Records from a data collection
....
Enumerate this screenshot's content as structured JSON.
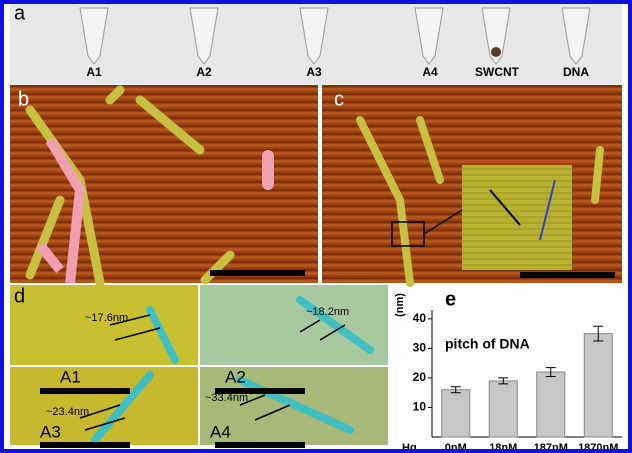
{
  "panels": {
    "a": {
      "letter": "a",
      "labels": [
        "A1",
        "A2",
        "A3",
        "A4",
        "SWCNT",
        "DNA"
      ]
    },
    "b": {
      "letter": "b"
    },
    "c": {
      "letter": "c"
    },
    "d": {
      "letter": "d",
      "images": [
        {
          "label": "A1",
          "annotation": "~17.6nm"
        },
        {
          "label": "A2",
          "annotation": "~18.2nm"
        },
        {
          "label": "A3",
          "annotation": "~23.4nm"
        },
        {
          "label": "A4",
          "annotation": "~33.4nm"
        }
      ]
    }
  },
  "chart_data": {
    "type": "bar",
    "letter": "e",
    "title": "pitch of DNA",
    "y_label": "(nm)",
    "x_label": "Hg",
    "categories": [
      "0nM",
      "18nM",
      "187nM",
      "1870nM"
    ],
    "values": [
      16,
      19,
      22,
      35
    ],
    "errors": [
      1,
      1,
      1.5,
      2.5
    ],
    "color": "#c8c8c8",
    "ylim": [
      0,
      43
    ],
    "yticks": [
      10,
      20,
      30,
      40
    ]
  }
}
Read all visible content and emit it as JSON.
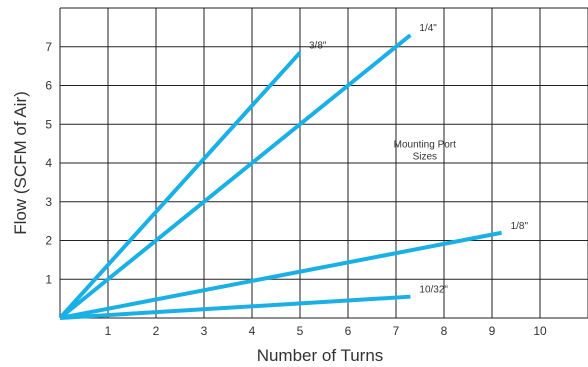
{
  "chart_data": {
    "type": "line",
    "xlabel": "Number of Turns",
    "ylabel": "Flow (SCFM of Air)",
    "xlim": [
      0,
      11
    ],
    "ylim": [
      0,
      8
    ],
    "x_ticks": [
      "1",
      "2",
      "3",
      "4",
      "5",
      "6",
      "7",
      "8",
      "9",
      "10"
    ],
    "y_ticks": [
      "1",
      "2",
      "3",
      "4",
      "5",
      "6",
      "7"
    ],
    "grid": true,
    "line_color": "#1ab0e6",
    "annotation": {
      "line1": "Mounting Port",
      "line2": "Sizes",
      "x": 7.6,
      "y": 4.4
    },
    "series": [
      {
        "name": "3/8\"",
        "x": [
          0,
          5
        ],
        "y": [
          0,
          6.85
        ]
      },
      {
        "name": "1/4\"",
        "x": [
          0,
          7.3
        ],
        "y": [
          0,
          7.3
        ]
      },
      {
        "name": "1/8\"",
        "x": [
          0,
          9.2
        ],
        "y": [
          0,
          2.2
        ]
      },
      {
        "name": "10/32\"",
        "x": [
          0,
          7.3
        ],
        "y": [
          0,
          0.55
        ]
      }
    ]
  }
}
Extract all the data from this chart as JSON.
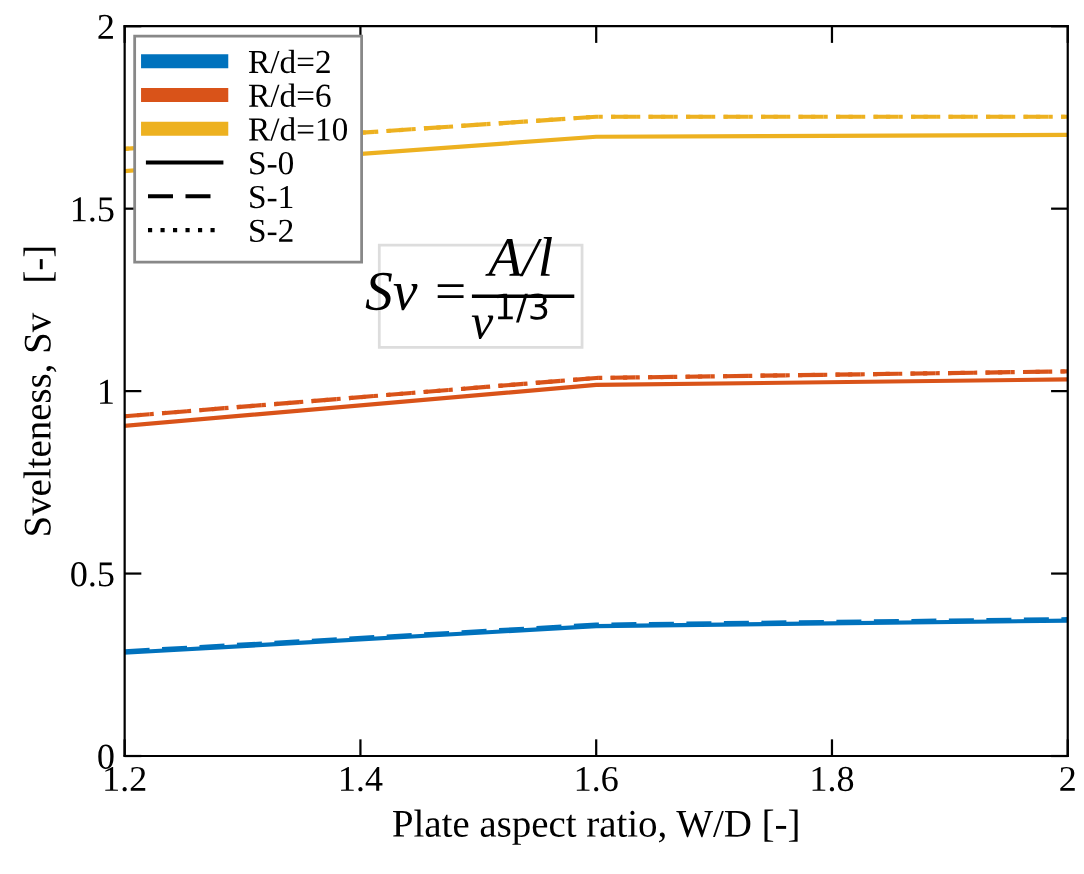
{
  "chart_data": {
    "type": "line",
    "xlabel": "Plate aspect ratio, W/D [-]",
    "ylabel": "Svelteness, Sv   [-]",
    "x": [
      1.2,
      1.6,
      2.0
    ],
    "series": [
      {
        "name": "R/d=2",
        "color": "#0072bd",
        "line_style": "solid",
        "values": [
          0.283,
          0.356,
          0.371
        ]
      },
      {
        "color": "#0072bd",
        "line_style": "dashed",
        "values": [
          0.287,
          0.36,
          0.375
        ]
      },
      {
        "name": "R/d=6",
        "color": "#d95319",
        "line_style": "solid",
        "values": [
          0.905,
          1.017,
          1.032
        ]
      },
      {
        "color": "#d95319",
        "line_style": "dashed",
        "values": [
          0.931,
          1.036,
          1.054
        ]
      },
      {
        "color": "#d95319",
        "line_style": "dotted",
        "values": [
          0.931,
          1.036,
          1.054
        ]
      },
      {
        "name": "R/d=10",
        "color": "#edb120",
        "line_style": "solid",
        "values": [
          1.603,
          1.697,
          1.702
        ]
      },
      {
        "color": "#edb120",
        "line_style": "dashed",
        "values": [
          1.664,
          1.752,
          1.752
        ]
      },
      {
        "color": "#edb120",
        "line_style": "dotted",
        "values": [
          1.664,
          1.752,
          1.752
        ]
      },
      {
        "name": "S-0",
        "color": "#000000",
        "line_style": "solid",
        "values": [
          null,
          null,
          null
        ]
      },
      {
        "name": "S-1",
        "color": "#000000",
        "line_style": "dashed",
        "values": [
          null,
          null,
          null
        ]
      },
      {
        "name": "S-2",
        "color": "#000000",
        "line_style": "dotted",
        "values": [
          null,
          null,
          null
        ]
      }
    ],
    "legend": "top left",
    "annotations": [
      "Sv =",
      "A/l",
      "v$^{1/3}$"
    ],
    "xlim": [
      1.2,
      2.0
    ],
    "xticks": [
      1.2,
      1.4,
      1.6,
      1.8,
      2
    ],
    "ylim": [
      0,
      2
    ],
    "yticks": [
      0,
      0.5,
      1,
      1.5,
      2
    ],
    "grid": false
  }
}
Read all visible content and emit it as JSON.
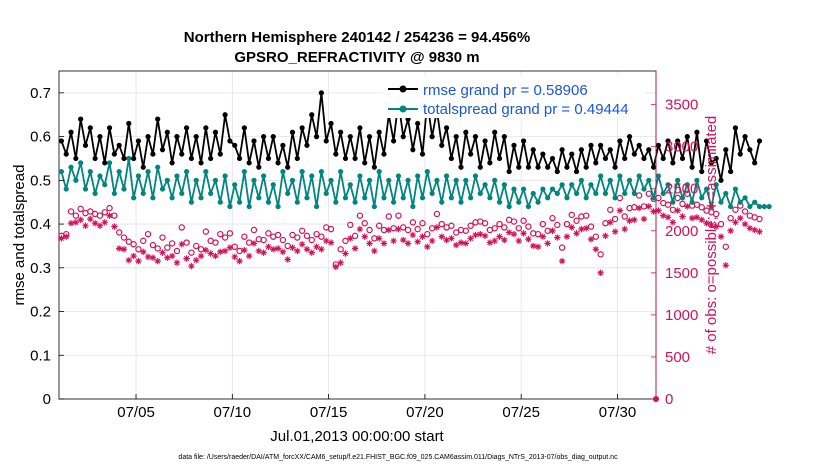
{
  "colors": {
    "rmse": "#000000",
    "spread": "#00857f",
    "obs": "#d0125a",
    "legend_text": "#1a56d6"
  },
  "chart_data": {
    "type": "line",
    "title": "Northern Hemisphere 240142 / 254236 = 94.456%",
    "subtitle": "GPSRO_REFRACTIVITY @ 9830 m",
    "xlabel": "Jul.01,2013 00:00:00 start",
    "ylabel": "rmse and totalspread",
    "y2label": "# of obs: o=possible; ∗=assimilated",
    "footer": "data file: /Users/raeder/DAI/ATM_forcXX/CAM6_setup/f.e21.FHIST_BGC.f09_025.CAM6assim.011/Diags_NTrS_2013-07/obs_diag_output.nc",
    "xlim": [
      1,
      32
    ],
    "ylim": [
      0,
      0.75
    ],
    "y2lim": [
      0,
      3900
    ],
    "xticks": [
      5,
      10,
      15,
      20,
      25,
      30
    ],
    "xtick_labels": [
      "07/05",
      "07/10",
      "07/15",
      "07/20",
      "07/25",
      "07/30"
    ],
    "yticks": [
      0,
      0.1,
      0.2,
      0.3,
      0.4,
      0.5,
      0.6,
      0.7
    ],
    "ytick_labels": [
      "0",
      "0.1",
      "0.2",
      "0.3",
      "0.4",
      "0.5",
      "0.6",
      "0.7"
    ],
    "y2ticks": [
      0,
      500,
      1000,
      1500,
      2000,
      2500,
      3000,
      3500
    ],
    "y2tick_labels": [
      "0",
      "500",
      "1000",
      "1500",
      "2000",
      "2500",
      "3000",
      "3500"
    ],
    "grid": true,
    "legend_placement": "top-right",
    "x_start": 1.125,
    "x_step": 0.25,
    "series": [
      {
        "name": "rmse grand pr = 0.58906",
        "axis": "left",
        "values": [
          0.59,
          0.56,
          0.61,
          0.55,
          0.64,
          0.58,
          0.62,
          0.55,
          0.6,
          0.54,
          0.62,
          0.56,
          0.58,
          0.55,
          0.63,
          0.55,
          0.59,
          0.53,
          0.6,
          0.56,
          0.64,
          0.57,
          0.61,
          0.54,
          0.6,
          0.56,
          0.62,
          0.55,
          0.6,
          0.54,
          0.62,
          0.55,
          0.61,
          0.56,
          0.65,
          0.59,
          0.58,
          0.55,
          0.62,
          0.54,
          0.59,
          0.53,
          0.6,
          0.55,
          0.6,
          0.54,
          0.58,
          0.53,
          0.61,
          0.55,
          0.62,
          0.58,
          0.65,
          0.6,
          0.7,
          0.59,
          0.63,
          0.56,
          0.61,
          0.55,
          0.6,
          0.55,
          0.62,
          0.54,
          0.6,
          0.53,
          0.61,
          0.56,
          0.65,
          0.59,
          0.68,
          0.6,
          0.64,
          0.57,
          0.63,
          0.56,
          0.68,
          0.6,
          0.66,
          0.58,
          0.62,
          0.55,
          0.6,
          0.53,
          0.61,
          0.56,
          0.6,
          0.53,
          0.59,
          0.54,
          0.61,
          0.55,
          0.6,
          0.52,
          0.58,
          0.53,
          0.59,
          0.53,
          0.57,
          0.53,
          0.56,
          0.53,
          0.55,
          0.52,
          0.57,
          0.53,
          0.56,
          0.52,
          0.57,
          0.53,
          0.58,
          0.54,
          0.58,
          0.55,
          0.57,
          0.53,
          0.59,
          0.55,
          0.6,
          0.56,
          0.58,
          0.55,
          0.57,
          0.53,
          0.58,
          0.55,
          0.59,
          0.54,
          0.59,
          0.55,
          0.6,
          0.53,
          0.61,
          0.52,
          0.59,
          0.54,
          0.55,
          0.5,
          0.57,
          0.52,
          0.62,
          0.56,
          0.6,
          0.57,
          0.54,
          0.59
        ]
      },
      {
        "name": "totalspread grand pr = 0.49444",
        "axis": "left",
        "values": [
          0.52,
          0.48,
          0.53,
          0.5,
          0.54,
          0.48,
          0.52,
          0.47,
          0.51,
          0.49,
          0.54,
          0.47,
          0.52,
          0.48,
          0.55,
          0.46,
          0.51,
          0.47,
          0.52,
          0.46,
          0.53,
          0.48,
          0.5,
          0.46,
          0.51,
          0.47,
          0.52,
          0.45,
          0.5,
          0.46,
          0.52,
          0.47,
          0.5,
          0.45,
          0.51,
          0.44,
          0.49,
          0.45,
          0.52,
          0.44,
          0.5,
          0.46,
          0.51,
          0.45,
          0.49,
          0.44,
          0.52,
          0.47,
          0.5,
          0.45,
          0.52,
          0.46,
          0.51,
          0.44,
          0.52,
          0.47,
          0.5,
          0.45,
          0.52,
          0.46,
          0.49,
          0.45,
          0.51,
          0.46,
          0.5,
          0.44,
          0.52,
          0.46,
          0.5,
          0.45,
          0.51,
          0.46,
          0.5,
          0.44,
          0.51,
          0.46,
          0.52,
          0.47,
          0.5,
          0.45,
          0.51,
          0.46,
          0.5,
          0.45,
          0.5,
          0.46,
          0.51,
          0.47,
          0.49,
          0.46,
          0.5,
          0.45,
          0.49,
          0.44,
          0.48,
          0.45,
          0.48,
          0.44,
          0.47,
          0.45,
          0.48,
          0.46,
          0.48,
          0.47,
          0.49,
          0.46,
          0.49,
          0.47,
          0.5,
          0.46,
          0.49,
          0.47,
          0.51,
          0.47,
          0.5,
          0.46,
          0.51,
          0.47,
          0.5,
          0.47,
          0.51,
          0.48,
          0.5,
          0.46,
          0.51,
          0.47,
          0.49,
          0.45,
          0.5,
          0.46,
          0.49,
          0.45,
          0.5,
          0.46,
          0.48,
          0.44,
          0.49,
          0.45,
          0.47,
          0.44,
          0.48,
          0.45,
          0.46,
          0.44,
          0.45,
          0.44,
          0.44,
          0.44
        ]
      },
      {
        "name": "possible",
        "axis": "right",
        "marker": "o",
        "values": [
          1940,
          1960,
          2230,
          2180,
          2260,
          2210,
          2230,
          2200,
          2180,
          2220,
          2270,
          2180,
          1980,
          1920,
          1870,
          1840,
          1780,
          1880,
          1960,
          1830,
          1790,
          1920,
          1800,
          1850,
          1760,
          2040,
          1860,
          1740,
          1820,
          1780,
          1990,
          1880,
          1860,
          1960,
          1920,
          1970,
          1810,
          1760,
          1930,
          1860,
          2010,
          1900,
          1890,
          1970,
          1930,
          1950,
          1890,
          1820,
          1950,
          1920,
          2000,
          1940,
          1890,
          1960,
          1930,
          2040,
          2020,
          1600,
          1780,
          1880,
          2070,
          1940,
          2180,
          2090,
          2010,
          1910,
          2060,
          2010,
          2170,
          2030,
          2180,
          2040,
          2010,
          2100,
          2020,
          2090,
          1960,
          2030,
          2200,
          2080,
          2040,
          2060,
          1980,
          2010,
          2000,
          2060,
          2100,
          2110,
          2090,
          2010,
          2030,
          2080,
          2040,
          2130,
          2110,
          2030,
          2120,
          2050,
          1970,
          1960,
          2080,
          2000,
          2150,
          2070,
          1800,
          2080,
          2190,
          2120,
          2170,
          2180,
          2050,
          1930,
          1720,
          2090,
          2250,
          2140,
          2390,
          2170,
          2270,
          2280,
          2420,
          2290,
          2440,
          2380,
          2390,
          2330,
          2310,
          2250,
          2390,
          2320,
          2440,
          2300,
          2310,
          2280,
          2240,
          2220,
          2200,
          2080,
          1810,
          2150,
          2250,
          2300,
          2230,
          2180,
          2160,
          2140
        ]
      },
      {
        "name": "assimilated",
        "axis": "right",
        "marker": "*",
        "values": [
          1910,
          1930,
          2090,
          2100,
          2130,
          2060,
          2140,
          2090,
          2060,
          2100,
          2180,
          2050,
          1790,
          1780,
          1650,
          1700,
          1640,
          1750,
          1690,
          1680,
          1640,
          1740,
          1680,
          1700,
          1620,
          1840,
          1670,
          1580,
          1650,
          1700,
          1770,
          1730,
          1700,
          1750,
          1760,
          1800,
          1690,
          1640,
          1770,
          1700,
          1850,
          1760,
          1740,
          1810,
          1780,
          1790,
          1750,
          1660,
          1800,
          1760,
          1840,
          1780,
          1740,
          1810,
          1780,
          1880,
          1860,
          1570,
          1620,
          1730,
          1910,
          1790,
          2020,
          1930,
          1850,
          1760,
          1910,
          1850,
          2010,
          1880,
          2020,
          1890,
          1850,
          1950,
          1870,
          1930,
          1810,
          1880,
          2040,
          1930,
          1890,
          1910,
          1830,
          1860,
          1850,
          1910,
          1950,
          1960,
          1940,
          1860,
          1880,
          1930,
          1890,
          1980,
          1960,
          1880,
          1970,
          1900,
          1820,
          1810,
          1930,
          1850,
          2000,
          1920,
          1640,
          1930,
          2040,
          1970,
          2020,
          2030,
          1900,
          1780,
          1500,
          1940,
          2100,
          1990,
          2240,
          2020,
          2120,
          2130,
          2270,
          2140,
          2290,
          2230,
          2240,
          2180,
          2160,
          2100,
          2240,
          2170,
          2290,
          2150,
          2160,
          2130,
          2090,
          2070,
          2050,
          1930,
          1590,
          2000,
          2100,
          2150,
          2080,
          2030,
          2010,
          1990
        ]
      }
    ]
  }
}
....
#### Task details
Review the preceding data and report every line that includes the string "letter".

#### Problem solution
      "letter": "a",
      "letter": "b"
      "letter": "c"
      "letter": "d",
    "letter": "e",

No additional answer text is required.